## GIVEN TASK
All of the entries need to be written out again, exactly as they are.

## INPUT DATA
+++

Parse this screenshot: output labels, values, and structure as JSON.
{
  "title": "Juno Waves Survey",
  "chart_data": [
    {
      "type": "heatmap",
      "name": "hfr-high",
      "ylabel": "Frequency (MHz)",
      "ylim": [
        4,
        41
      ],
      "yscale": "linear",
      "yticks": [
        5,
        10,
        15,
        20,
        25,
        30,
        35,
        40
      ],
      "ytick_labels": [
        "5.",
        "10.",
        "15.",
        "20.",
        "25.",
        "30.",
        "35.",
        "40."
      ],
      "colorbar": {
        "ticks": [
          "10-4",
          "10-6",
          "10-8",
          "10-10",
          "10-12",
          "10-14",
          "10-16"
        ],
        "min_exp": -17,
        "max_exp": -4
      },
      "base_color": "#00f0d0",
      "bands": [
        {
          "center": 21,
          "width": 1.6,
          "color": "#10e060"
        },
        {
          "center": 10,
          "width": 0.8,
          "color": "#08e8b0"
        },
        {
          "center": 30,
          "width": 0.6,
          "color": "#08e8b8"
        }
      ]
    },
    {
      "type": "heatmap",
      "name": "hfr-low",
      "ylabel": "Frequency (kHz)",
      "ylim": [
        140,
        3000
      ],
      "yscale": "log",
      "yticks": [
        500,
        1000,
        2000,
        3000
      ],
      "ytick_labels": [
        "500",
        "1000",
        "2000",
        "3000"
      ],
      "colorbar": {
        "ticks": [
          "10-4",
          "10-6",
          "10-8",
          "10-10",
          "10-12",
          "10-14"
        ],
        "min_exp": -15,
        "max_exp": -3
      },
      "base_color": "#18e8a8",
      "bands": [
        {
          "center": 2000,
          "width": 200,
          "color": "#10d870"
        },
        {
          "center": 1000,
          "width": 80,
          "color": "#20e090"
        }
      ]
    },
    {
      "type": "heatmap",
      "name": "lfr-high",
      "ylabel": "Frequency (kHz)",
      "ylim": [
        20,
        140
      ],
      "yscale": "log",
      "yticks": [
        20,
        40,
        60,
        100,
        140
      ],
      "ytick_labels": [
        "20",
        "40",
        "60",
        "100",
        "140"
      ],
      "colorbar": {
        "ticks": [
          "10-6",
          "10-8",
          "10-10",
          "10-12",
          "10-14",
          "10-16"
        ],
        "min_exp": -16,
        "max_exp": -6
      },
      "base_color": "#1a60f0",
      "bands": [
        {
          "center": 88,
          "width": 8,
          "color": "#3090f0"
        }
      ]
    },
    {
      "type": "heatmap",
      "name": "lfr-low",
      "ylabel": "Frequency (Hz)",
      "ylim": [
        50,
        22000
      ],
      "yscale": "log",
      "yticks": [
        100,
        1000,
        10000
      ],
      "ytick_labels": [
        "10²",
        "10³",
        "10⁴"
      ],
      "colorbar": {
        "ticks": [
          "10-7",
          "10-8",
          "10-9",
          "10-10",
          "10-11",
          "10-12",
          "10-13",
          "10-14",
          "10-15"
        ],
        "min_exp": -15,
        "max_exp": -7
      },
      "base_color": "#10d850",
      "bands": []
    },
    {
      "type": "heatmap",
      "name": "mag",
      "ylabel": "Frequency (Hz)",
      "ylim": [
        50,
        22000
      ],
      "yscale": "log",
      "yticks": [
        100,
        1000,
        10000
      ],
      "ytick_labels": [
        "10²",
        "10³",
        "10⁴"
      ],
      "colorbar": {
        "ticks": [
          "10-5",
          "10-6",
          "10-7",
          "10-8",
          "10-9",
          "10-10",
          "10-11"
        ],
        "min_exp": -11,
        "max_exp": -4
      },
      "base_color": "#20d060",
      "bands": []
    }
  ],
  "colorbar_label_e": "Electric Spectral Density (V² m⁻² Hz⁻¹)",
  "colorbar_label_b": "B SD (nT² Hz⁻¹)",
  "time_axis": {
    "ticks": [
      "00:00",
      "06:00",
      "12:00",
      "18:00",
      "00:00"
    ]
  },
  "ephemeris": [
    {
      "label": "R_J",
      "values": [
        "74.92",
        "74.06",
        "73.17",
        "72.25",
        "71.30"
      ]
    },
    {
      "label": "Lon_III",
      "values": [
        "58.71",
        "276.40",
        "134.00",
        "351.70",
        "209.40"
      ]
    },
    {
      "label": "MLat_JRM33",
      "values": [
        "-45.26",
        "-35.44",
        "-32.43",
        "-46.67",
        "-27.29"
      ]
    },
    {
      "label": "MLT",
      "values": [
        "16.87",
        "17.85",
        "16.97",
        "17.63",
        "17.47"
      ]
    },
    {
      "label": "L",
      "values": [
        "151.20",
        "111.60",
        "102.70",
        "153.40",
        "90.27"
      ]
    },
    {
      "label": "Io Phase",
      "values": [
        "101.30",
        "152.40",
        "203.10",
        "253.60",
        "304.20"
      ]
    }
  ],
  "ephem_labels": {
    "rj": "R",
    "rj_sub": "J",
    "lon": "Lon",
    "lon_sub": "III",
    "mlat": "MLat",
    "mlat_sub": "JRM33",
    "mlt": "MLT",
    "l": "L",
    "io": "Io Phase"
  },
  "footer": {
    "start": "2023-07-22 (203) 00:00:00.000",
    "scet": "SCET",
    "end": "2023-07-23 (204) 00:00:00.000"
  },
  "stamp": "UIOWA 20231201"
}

+++

## THE RESPONSE
Parse this screenshot: output labels, values, and structure as JSON.
{
  "title": "Juno Waves Survey",
  "chart_data": [
    {
      "type": "heatmap",
      "name": "hfr-high",
      "ylabel": "Frequency (MHz)",
      "ylim": [
        4,
        41
      ],
      "yscale": "linear",
      "yticks": [
        5,
        10,
        15,
        20,
        25,
        30,
        35,
        40
      ],
      "ytick_labels": [
        "5.",
        "10.",
        "15.",
        "20.",
        "25.",
        "30.",
        "35.",
        "40."
      ],
      "colorbar": {
        "ticks": [
          "10-4",
          "10-6",
          "10-8",
          "10-10",
          "10-12",
          "10-14",
          "10-16"
        ],
        "min_exp": -17,
        "max_exp": -4
      },
      "base_color": "#00f0d0",
      "bands": [
        {
          "center": 21,
          "width": 1.6,
          "color": "#10e060"
        },
        {
          "center": 10,
          "width": 0.8,
          "color": "#08e8b0"
        },
        {
          "center": 30,
          "width": 0.6,
          "color": "#08e8b8"
        }
      ]
    },
    {
      "type": "heatmap",
      "name": "hfr-low",
      "ylabel": "Frequency (kHz)",
      "ylim": [
        140,
        3000
      ],
      "yscale": "log",
      "yticks": [
        500,
        1000,
        2000,
        3000
      ],
      "ytick_labels": [
        "500",
        "1000",
        "2000",
        "3000"
      ],
      "colorbar": {
        "ticks": [
          "10-4",
          "10-6",
          "10-8",
          "10-10",
          "10-12",
          "10-14"
        ],
        "min_exp": -15,
        "max_exp": -3
      },
      "base_color": "#18e8a8",
      "bands": [
        {
          "center": 2000,
          "width": 200,
          "color": "#10d870"
        },
        {
          "center": 1000,
          "width": 80,
          "color": "#20e090"
        }
      ]
    },
    {
      "type": "heatmap",
      "name": "lfr-high",
      "ylabel": "Frequency (kHz)",
      "ylim": [
        20,
        140
      ],
      "yscale": "log",
      "yticks": [
        20,
        40,
        60,
        100,
        140
      ],
      "ytick_labels": [
        "20",
        "40",
        "60",
        "100",
        "140"
      ],
      "colorbar": {
        "ticks": [
          "10-6",
          "10-8",
          "10-10",
          "10-12",
          "10-14",
          "10-16"
        ],
        "min_exp": -16,
        "max_exp": -6
      },
      "base_color": "#1a60f0",
      "bands": [
        {
          "center": 88,
          "width": 8,
          "color": "#3090f0"
        }
      ]
    },
    {
      "type": "heatmap",
      "name": "lfr-low",
      "ylabel": "Frequency (Hz)",
      "ylim": [
        50,
        22000
      ],
      "yscale": "log",
      "yticks": [
        100,
        1000,
        10000
      ],
      "ytick_labels": [
        "10²",
        "10³",
        "10⁴"
      ],
      "colorbar": {
        "ticks": [
          "10-7",
          "10-8",
          "10-9",
          "10-10",
          "10-11",
          "10-12",
          "10-13",
          "10-14",
          "10-15"
        ],
        "min_exp": -15,
        "max_exp": -7
      },
      "base_color": "#10d850",
      "bands": []
    },
    {
      "type": "heatmap",
      "name": "mag",
      "ylabel": "Frequency (Hz)",
      "ylim": [
        50,
        22000
      ],
      "yscale": "log",
      "yticks": [
        100,
        1000,
        10000
      ],
      "ytick_labels": [
        "10²",
        "10³",
        "10⁴"
      ],
      "colorbar": {
        "ticks": [
          "10-5",
          "10-6",
          "10-7",
          "10-8",
          "10-9",
          "10-10",
          "10-11"
        ],
        "min_exp": -11,
        "max_exp": -4
      },
      "base_color": "#20d060",
      "bands": []
    }
  ],
  "colorbar_label_e": "Electric Spectral Density (V² m⁻² Hz⁻¹)",
  "colorbar_label_b": "B SD (nT² Hz⁻¹)",
  "time_axis": {
    "ticks": [
      "00:00",
      "06:00",
      "12:00",
      "18:00",
      "00:00"
    ]
  },
  "ephemeris": [
    {
      "label": "R_J",
      "values": [
        "74.92",
        "74.06",
        "73.17",
        "72.25",
        "71.30"
      ]
    },
    {
      "label": "Lon_III",
      "values": [
        "58.71",
        "276.40",
        "134.00",
        "351.70",
        "209.40"
      ]
    },
    {
      "label": "MLat_JRM33",
      "values": [
        "-45.26",
        "-35.44",
        "-32.43",
        "-46.67",
        "-27.29"
      ]
    },
    {
      "label": "MLT",
      "values": [
        "16.87",
        "17.85",
        "16.97",
        "17.63",
        "17.47"
      ]
    },
    {
      "label": "L",
      "values": [
        "151.20",
        "111.60",
        "102.70",
        "153.40",
        "90.27"
      ]
    },
    {
      "label": "Io Phase",
      "values": [
        "101.30",
        "152.40",
        "203.10",
        "253.60",
        "304.20"
      ]
    }
  ],
  "ephem_labels": {
    "rj": "R",
    "rj_sub": "J",
    "lon": "Lon",
    "lon_sub": "III",
    "mlat": "MLat",
    "mlat_sub": "JRM33",
    "mlt": "MLT",
    "l": "L",
    "io": "Io Phase"
  },
  "footer": {
    "start": "2023-07-22 (203) 00:00:00.000",
    "scet": "SCET",
    "end": "2023-07-23 (204) 00:00:00.000"
  },
  "stamp": "UIOWA 20231201"
}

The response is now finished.